Pull out every one of the lines below and reproduce each one word for word.

(Element location listings)
________
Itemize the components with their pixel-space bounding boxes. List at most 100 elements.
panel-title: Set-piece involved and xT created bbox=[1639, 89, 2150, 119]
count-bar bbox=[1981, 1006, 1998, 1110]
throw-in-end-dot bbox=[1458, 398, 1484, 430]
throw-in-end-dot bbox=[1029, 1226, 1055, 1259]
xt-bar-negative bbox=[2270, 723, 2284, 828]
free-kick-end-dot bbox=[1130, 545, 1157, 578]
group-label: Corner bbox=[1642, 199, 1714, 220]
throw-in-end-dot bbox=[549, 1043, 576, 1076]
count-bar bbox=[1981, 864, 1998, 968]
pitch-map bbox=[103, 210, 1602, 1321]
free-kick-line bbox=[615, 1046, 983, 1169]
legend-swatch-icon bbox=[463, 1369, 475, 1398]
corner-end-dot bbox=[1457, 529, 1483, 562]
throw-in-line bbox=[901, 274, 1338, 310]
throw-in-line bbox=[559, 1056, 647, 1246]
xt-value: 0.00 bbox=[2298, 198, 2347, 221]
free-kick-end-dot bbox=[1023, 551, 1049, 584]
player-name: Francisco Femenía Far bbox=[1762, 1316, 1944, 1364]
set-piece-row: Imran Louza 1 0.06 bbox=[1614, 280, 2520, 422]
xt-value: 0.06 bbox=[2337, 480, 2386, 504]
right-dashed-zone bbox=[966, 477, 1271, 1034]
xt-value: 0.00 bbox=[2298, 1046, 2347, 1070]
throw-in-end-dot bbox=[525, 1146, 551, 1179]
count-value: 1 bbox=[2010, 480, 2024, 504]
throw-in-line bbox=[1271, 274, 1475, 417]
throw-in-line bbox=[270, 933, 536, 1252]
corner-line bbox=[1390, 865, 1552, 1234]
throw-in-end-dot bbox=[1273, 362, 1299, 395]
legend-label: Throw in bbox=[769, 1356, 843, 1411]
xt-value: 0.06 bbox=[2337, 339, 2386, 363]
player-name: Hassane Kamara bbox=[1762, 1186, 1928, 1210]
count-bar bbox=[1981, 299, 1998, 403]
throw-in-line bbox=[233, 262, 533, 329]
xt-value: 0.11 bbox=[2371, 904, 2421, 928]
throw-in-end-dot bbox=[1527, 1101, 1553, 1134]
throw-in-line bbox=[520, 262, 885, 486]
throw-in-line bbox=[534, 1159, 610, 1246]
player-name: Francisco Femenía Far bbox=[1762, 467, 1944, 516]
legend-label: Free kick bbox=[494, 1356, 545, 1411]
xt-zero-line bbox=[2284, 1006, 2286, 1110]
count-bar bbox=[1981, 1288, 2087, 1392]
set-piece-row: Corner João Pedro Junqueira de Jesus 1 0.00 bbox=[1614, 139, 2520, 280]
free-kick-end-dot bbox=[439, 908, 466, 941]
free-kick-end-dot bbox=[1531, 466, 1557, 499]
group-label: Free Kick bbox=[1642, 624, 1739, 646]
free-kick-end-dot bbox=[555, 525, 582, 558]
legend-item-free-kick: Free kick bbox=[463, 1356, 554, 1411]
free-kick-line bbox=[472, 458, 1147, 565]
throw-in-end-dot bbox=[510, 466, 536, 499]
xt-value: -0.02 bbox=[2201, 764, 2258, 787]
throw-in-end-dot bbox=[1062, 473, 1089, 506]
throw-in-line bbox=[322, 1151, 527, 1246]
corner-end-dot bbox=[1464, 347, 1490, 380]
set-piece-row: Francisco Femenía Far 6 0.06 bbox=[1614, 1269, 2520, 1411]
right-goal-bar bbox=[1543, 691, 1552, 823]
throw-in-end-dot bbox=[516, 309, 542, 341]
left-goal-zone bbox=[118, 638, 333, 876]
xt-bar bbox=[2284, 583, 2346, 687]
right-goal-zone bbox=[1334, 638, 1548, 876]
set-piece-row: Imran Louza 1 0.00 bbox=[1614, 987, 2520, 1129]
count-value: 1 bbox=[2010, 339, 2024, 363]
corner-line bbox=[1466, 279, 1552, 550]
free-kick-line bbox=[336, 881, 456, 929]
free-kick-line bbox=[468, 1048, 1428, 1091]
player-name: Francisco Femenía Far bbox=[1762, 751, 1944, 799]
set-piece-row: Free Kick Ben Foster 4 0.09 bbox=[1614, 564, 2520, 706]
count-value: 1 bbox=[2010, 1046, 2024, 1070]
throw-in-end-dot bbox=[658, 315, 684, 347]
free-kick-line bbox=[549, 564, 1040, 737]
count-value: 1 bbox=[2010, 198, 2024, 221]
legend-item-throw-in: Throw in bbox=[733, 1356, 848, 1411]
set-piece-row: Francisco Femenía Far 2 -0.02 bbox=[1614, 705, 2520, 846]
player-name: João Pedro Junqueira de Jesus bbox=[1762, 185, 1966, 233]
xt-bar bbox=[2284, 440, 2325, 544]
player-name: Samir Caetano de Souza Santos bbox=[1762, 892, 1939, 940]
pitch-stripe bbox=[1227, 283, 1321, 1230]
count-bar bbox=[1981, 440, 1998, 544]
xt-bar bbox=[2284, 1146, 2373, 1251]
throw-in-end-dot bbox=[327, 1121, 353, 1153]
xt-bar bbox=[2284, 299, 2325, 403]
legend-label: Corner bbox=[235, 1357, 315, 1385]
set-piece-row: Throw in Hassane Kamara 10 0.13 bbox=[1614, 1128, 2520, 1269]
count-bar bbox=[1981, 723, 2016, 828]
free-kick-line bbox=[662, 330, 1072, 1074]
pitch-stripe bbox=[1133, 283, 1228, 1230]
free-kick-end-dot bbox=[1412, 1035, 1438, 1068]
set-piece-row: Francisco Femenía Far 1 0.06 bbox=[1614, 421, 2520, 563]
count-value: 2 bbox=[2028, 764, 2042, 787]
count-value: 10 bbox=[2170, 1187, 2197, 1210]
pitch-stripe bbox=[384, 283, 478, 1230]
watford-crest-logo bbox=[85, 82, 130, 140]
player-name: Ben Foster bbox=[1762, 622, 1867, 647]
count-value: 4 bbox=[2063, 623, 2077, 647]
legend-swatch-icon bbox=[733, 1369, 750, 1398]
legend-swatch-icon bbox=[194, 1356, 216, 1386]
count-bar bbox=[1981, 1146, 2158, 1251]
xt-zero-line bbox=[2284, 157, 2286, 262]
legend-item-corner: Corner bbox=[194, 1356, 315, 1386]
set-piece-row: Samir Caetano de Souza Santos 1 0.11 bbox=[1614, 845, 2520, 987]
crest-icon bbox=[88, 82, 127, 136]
________
**Output**
Itemize the components with their pixel-space bounding boxes. List at most 100 elements.
panel-title: Set-piece involved and xT created bbox=[1639, 89, 2150, 119]
count-bar bbox=[1981, 1006, 1998, 1110]
throw-in-end-dot bbox=[1458, 398, 1484, 430]
throw-in-end-dot bbox=[1029, 1226, 1055, 1259]
xt-bar-negative bbox=[2270, 723, 2284, 828]
free-kick-end-dot bbox=[1130, 545, 1157, 578]
group-label: Corner bbox=[1642, 199, 1714, 220]
throw-in-end-dot bbox=[549, 1043, 576, 1076]
count-bar bbox=[1981, 864, 1998, 968]
pitch-map bbox=[103, 210, 1602, 1321]
free-kick-line bbox=[615, 1046, 983, 1169]
legend-swatch-icon bbox=[463, 1369, 475, 1398]
corner-end-dot bbox=[1457, 529, 1483, 562]
throw-in-line bbox=[901, 274, 1338, 310]
throw-in-line bbox=[559, 1056, 647, 1246]
xt-value: 0.00 bbox=[2298, 198, 2347, 221]
free-kick-end-dot bbox=[1023, 551, 1049, 584]
player-name: Francisco Femenía Far bbox=[1762, 1316, 1944, 1364]
set-piece-row: Imran Louza 1 0.06 bbox=[1614, 280, 2520, 422]
xt-value: 0.06 bbox=[2337, 480, 2386, 504]
right-dashed-zone bbox=[966, 477, 1271, 1034]
xt-value: 0.00 bbox=[2298, 1046, 2347, 1070]
throw-in-end-dot bbox=[525, 1146, 551, 1179]
count-value: 1 bbox=[2010, 480, 2024, 504]
throw-in-line bbox=[1271, 274, 1475, 417]
throw-in-line bbox=[270, 933, 536, 1252]
corner-line bbox=[1390, 865, 1552, 1234]
throw-in-end-dot bbox=[1273, 362, 1299, 395]
legend-label: Throw in bbox=[769, 1356, 843, 1411]
xt-value: 0.06 bbox=[2337, 339, 2386, 363]
player-name: Hassane Kamara bbox=[1762, 1186, 1928, 1210]
count-bar bbox=[1981, 299, 1998, 403]
throw-in-line bbox=[233, 262, 533, 329]
xt-value: 0.11 bbox=[2371, 904, 2421, 928]
throw-in-end-dot bbox=[1527, 1101, 1553, 1134]
throw-in-line bbox=[520, 262, 885, 486]
throw-in-line bbox=[534, 1159, 610, 1246]
player-name: Francisco Femenía Far bbox=[1762, 467, 1944, 516]
legend-label: Free kick bbox=[494, 1356, 545, 1411]
xt-zero-line bbox=[2284, 1006, 2286, 1110]
count-bar bbox=[1981, 1288, 2087, 1392]
set-piece-row: Corner João Pedro Junqueira de Jesus 1 0.00 bbox=[1614, 139, 2520, 280]
free-kick-end-dot bbox=[439, 908, 466, 941]
free-kick-end-dot bbox=[1531, 466, 1557, 499]
group-label: Free Kick bbox=[1642, 624, 1739, 646]
free-kick-end-dot bbox=[555, 525, 582, 558]
legend-item-free-kick: Free kick bbox=[463, 1356, 554, 1411]
free-kick-line bbox=[472, 458, 1147, 565]
throw-in-end-dot bbox=[510, 466, 536, 499]
xt-value: -0.02 bbox=[2201, 764, 2258, 787]
throw-in-end-dot bbox=[1062, 473, 1089, 506]
throw-in-line bbox=[322, 1151, 527, 1246]
corner-end-dot bbox=[1464, 347, 1490, 380]
set-piece-row: Francisco Femenía Far 6 0.06 bbox=[1614, 1269, 2520, 1411]
right-goal-bar bbox=[1543, 691, 1552, 823]
throw-in-end-dot bbox=[516, 309, 542, 341]
left-goal-zone bbox=[118, 638, 333, 876]
xt-bar bbox=[2284, 583, 2346, 687]
right-goal-zone bbox=[1334, 638, 1548, 876]
set-piece-row: Imran Louza 1 0.00 bbox=[1614, 987, 2520, 1129]
count-value: 1 bbox=[2010, 339, 2024, 363]
corner-line bbox=[1466, 279, 1552, 550]
free-kick-line bbox=[336, 881, 456, 929]
free-kick-line bbox=[468, 1048, 1428, 1091]
player-name: Francisco Femenía Far bbox=[1762, 751, 1944, 799]
set-piece-row: Free Kick Ben Foster 4 0.09 bbox=[1614, 564, 2520, 706]
count-value: 1 bbox=[2010, 1046, 2024, 1070]
throw-in-end-dot bbox=[658, 315, 684, 347]
free-kick-line bbox=[549, 564, 1040, 737]
count-value: 1 bbox=[2010, 198, 2024, 221]
legend-item-throw-in: Throw in bbox=[733, 1356, 848, 1411]
set-piece-row: Francisco Femenía Far 2 -0.02 bbox=[1614, 705, 2520, 846]
player-name: João Pedro Junqueira de Jesus bbox=[1762, 185, 1966, 233]
xt-bar bbox=[2284, 440, 2325, 544]
player-name: Samir Caetano de Souza Santos bbox=[1762, 892, 1939, 940]
pitch-stripe bbox=[1227, 283, 1321, 1230]
count-bar bbox=[1981, 440, 1998, 544]
xt-bar bbox=[2284, 1146, 2373, 1251]
throw-in-end-dot bbox=[327, 1121, 353, 1153]
xt-bar bbox=[2284, 299, 2325, 403]
legend-label: Corner bbox=[235, 1357, 315, 1385]
set-piece-row: Throw in Hassane Kamara 10 0.13 bbox=[1614, 1128, 2520, 1269]
count-bar bbox=[1981, 723, 2016, 828]
free-kick-line bbox=[662, 330, 1072, 1074]
pitch-stripe bbox=[1133, 283, 1228, 1230]
free-kick-end-dot bbox=[1412, 1035, 1438, 1068]
set-piece-row: Francisco Femenía Far 1 0.06 bbox=[1614, 421, 2520, 563]
count-value: 2 bbox=[2028, 764, 2042, 787]
count-value: 10 bbox=[2170, 1187, 2197, 1210]
pitch-stripe bbox=[384, 283, 478, 1230]
watford-crest-logo bbox=[85, 82, 130, 140]
player-name: Ben Foster bbox=[1762, 622, 1867, 647]
count-value: 4 bbox=[2063, 623, 2077, 647]
legend-swatch-icon bbox=[733, 1369, 750, 1398]
legend-swatch-icon bbox=[194, 1356, 216, 1386]
count-bar bbox=[1981, 1146, 2158, 1251]
xt-zero-line bbox=[2284, 157, 2286, 262]
legend-item-corner: Corner bbox=[194, 1356, 315, 1386]
set-piece-row: Samir Caetano de Souza Santos 1 0.11 bbox=[1614, 845, 2520, 987]
crest-icon bbox=[88, 82, 127, 136]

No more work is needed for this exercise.